--- Begin Stored data ---
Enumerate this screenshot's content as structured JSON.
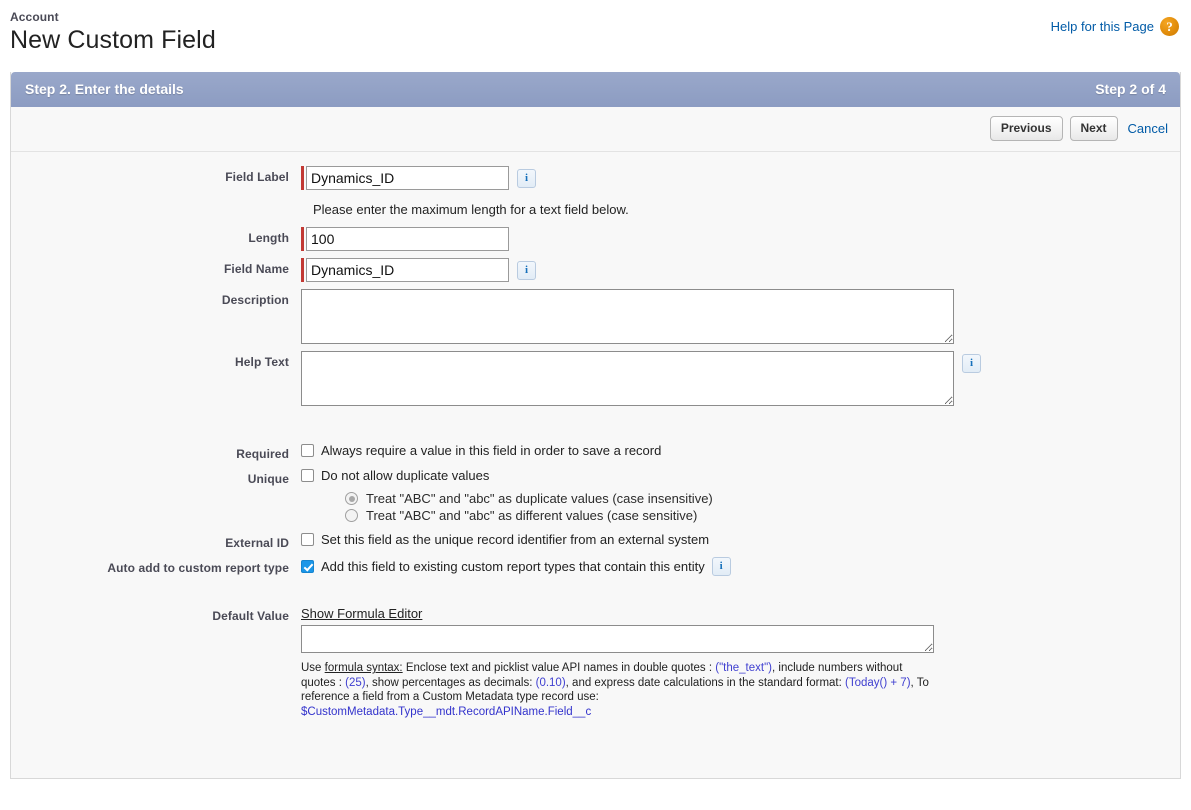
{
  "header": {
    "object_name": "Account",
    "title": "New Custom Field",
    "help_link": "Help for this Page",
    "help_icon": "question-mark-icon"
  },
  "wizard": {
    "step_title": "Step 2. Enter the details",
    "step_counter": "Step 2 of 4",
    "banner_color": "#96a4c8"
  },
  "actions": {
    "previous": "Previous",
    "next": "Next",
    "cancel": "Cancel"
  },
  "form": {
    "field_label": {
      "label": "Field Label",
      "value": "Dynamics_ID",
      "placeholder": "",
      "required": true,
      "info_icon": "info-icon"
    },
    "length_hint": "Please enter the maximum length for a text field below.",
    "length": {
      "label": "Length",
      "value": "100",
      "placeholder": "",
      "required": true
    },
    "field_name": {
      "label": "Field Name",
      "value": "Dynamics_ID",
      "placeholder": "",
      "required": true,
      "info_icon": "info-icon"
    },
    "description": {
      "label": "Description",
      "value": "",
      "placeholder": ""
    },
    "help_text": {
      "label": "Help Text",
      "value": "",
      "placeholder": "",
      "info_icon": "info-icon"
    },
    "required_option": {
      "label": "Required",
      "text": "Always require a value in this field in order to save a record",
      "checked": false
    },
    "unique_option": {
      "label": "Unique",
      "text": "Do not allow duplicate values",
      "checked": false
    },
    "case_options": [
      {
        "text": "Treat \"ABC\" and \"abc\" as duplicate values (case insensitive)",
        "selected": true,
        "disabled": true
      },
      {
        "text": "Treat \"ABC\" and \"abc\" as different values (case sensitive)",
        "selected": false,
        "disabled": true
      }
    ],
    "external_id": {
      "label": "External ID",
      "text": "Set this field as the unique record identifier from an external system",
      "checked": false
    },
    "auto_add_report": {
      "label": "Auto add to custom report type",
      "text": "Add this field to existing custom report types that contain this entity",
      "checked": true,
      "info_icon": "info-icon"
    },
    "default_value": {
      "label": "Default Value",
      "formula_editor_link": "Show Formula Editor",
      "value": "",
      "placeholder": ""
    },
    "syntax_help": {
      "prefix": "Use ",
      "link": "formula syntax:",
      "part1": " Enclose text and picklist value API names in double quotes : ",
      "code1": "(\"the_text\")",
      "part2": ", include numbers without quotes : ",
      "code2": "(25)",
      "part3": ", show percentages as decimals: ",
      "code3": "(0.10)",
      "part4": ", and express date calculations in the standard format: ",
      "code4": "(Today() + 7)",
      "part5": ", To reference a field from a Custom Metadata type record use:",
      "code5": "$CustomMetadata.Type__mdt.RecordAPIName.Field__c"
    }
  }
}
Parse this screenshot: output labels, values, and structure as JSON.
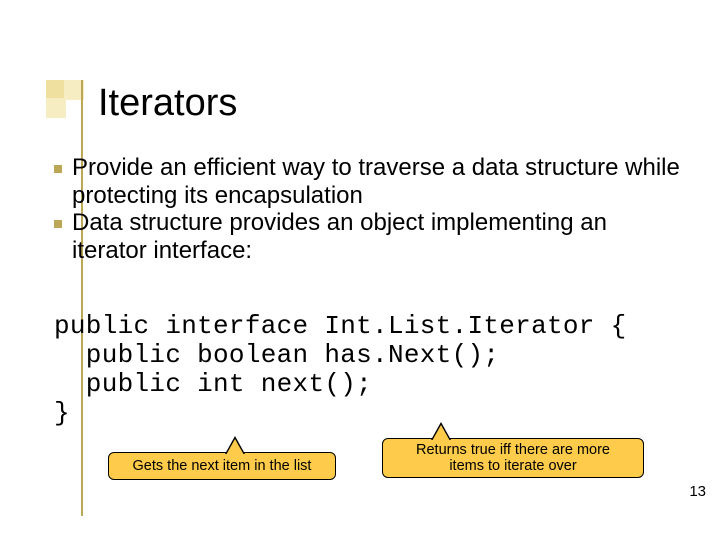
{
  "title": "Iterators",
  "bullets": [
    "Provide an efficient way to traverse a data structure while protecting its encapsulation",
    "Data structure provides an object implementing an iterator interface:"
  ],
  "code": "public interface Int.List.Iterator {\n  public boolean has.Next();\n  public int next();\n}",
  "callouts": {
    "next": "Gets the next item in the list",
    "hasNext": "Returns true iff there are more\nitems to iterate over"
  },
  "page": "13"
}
--- End Stored data ---
--- Begin Stored data ---
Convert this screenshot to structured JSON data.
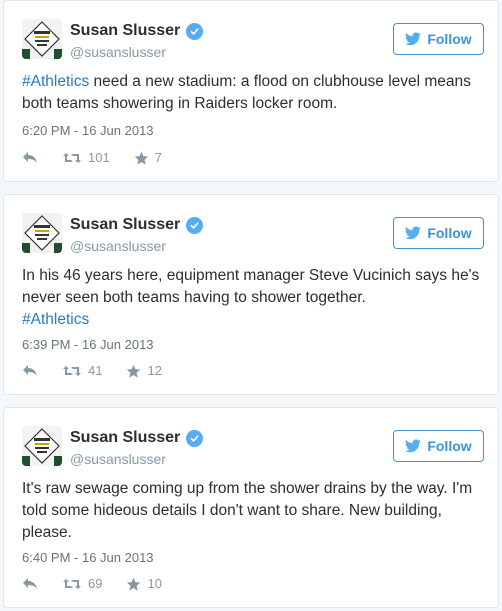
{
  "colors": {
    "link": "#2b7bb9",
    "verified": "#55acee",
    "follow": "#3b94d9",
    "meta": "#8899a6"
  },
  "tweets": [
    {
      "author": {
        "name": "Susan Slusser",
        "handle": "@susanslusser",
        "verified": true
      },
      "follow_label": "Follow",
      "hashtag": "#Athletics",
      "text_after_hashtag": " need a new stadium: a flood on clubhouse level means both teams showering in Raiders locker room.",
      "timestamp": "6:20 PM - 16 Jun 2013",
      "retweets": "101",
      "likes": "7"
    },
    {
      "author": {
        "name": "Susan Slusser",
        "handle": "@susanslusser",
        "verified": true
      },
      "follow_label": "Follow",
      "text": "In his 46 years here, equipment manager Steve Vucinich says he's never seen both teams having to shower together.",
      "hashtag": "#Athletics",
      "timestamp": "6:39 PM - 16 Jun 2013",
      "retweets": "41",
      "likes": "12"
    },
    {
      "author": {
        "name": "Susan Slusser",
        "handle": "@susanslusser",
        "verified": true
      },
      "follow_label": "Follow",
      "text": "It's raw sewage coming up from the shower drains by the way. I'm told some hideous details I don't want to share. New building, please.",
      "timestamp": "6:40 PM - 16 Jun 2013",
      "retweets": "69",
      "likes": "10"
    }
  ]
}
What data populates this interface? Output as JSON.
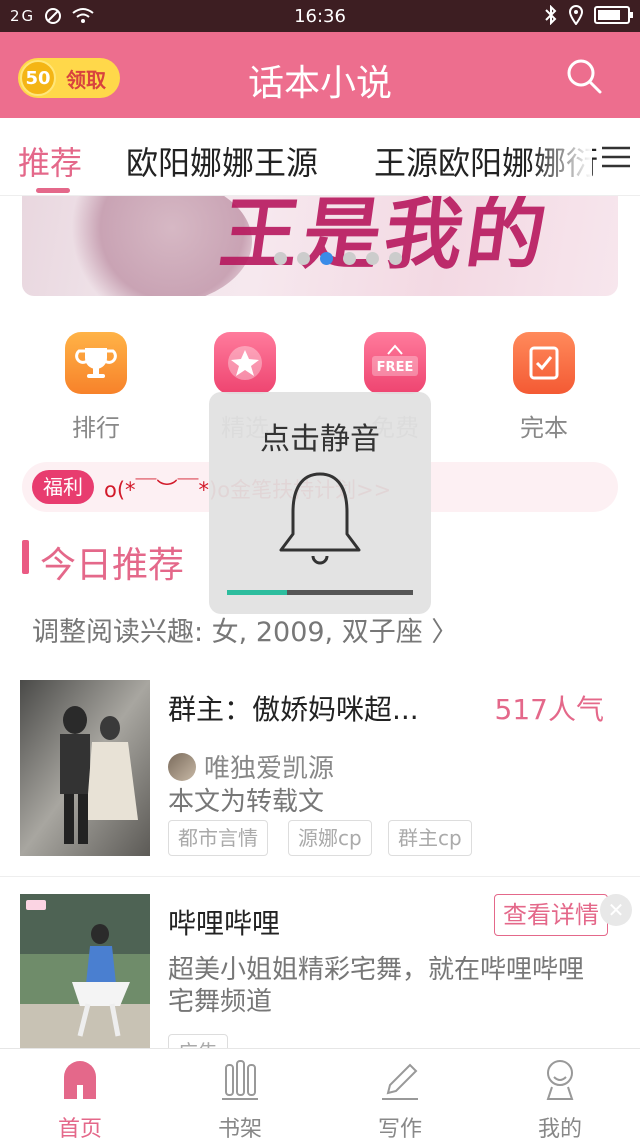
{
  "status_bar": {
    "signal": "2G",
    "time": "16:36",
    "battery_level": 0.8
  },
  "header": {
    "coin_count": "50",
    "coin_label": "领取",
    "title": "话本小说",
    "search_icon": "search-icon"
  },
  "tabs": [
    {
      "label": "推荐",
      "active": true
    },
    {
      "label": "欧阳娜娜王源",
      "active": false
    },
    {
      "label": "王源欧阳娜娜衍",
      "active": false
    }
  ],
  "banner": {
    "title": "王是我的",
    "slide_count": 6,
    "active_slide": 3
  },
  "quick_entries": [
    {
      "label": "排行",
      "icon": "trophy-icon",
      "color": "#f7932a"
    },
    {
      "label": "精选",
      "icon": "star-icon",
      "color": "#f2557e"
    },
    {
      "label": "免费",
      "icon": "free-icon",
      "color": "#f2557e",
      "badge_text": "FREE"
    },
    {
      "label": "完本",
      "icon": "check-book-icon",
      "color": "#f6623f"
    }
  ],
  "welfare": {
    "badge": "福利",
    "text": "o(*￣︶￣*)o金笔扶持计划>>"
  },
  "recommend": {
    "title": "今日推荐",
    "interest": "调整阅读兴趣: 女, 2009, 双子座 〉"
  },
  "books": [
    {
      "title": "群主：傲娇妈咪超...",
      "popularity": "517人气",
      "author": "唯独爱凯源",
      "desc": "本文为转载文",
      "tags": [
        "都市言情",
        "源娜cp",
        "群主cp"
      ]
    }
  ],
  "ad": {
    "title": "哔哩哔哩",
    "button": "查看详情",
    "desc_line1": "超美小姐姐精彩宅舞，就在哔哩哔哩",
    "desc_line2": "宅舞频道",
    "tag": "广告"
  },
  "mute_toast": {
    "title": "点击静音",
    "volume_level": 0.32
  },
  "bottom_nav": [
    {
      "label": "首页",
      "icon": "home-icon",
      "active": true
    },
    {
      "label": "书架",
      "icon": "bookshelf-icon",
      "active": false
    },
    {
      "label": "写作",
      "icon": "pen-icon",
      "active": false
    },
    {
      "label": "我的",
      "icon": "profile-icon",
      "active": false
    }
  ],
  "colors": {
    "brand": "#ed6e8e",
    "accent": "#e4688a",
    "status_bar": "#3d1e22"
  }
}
--- End Stored data ---
In the entries above, how many lines hold the word "both"? State the number and nothing else.

2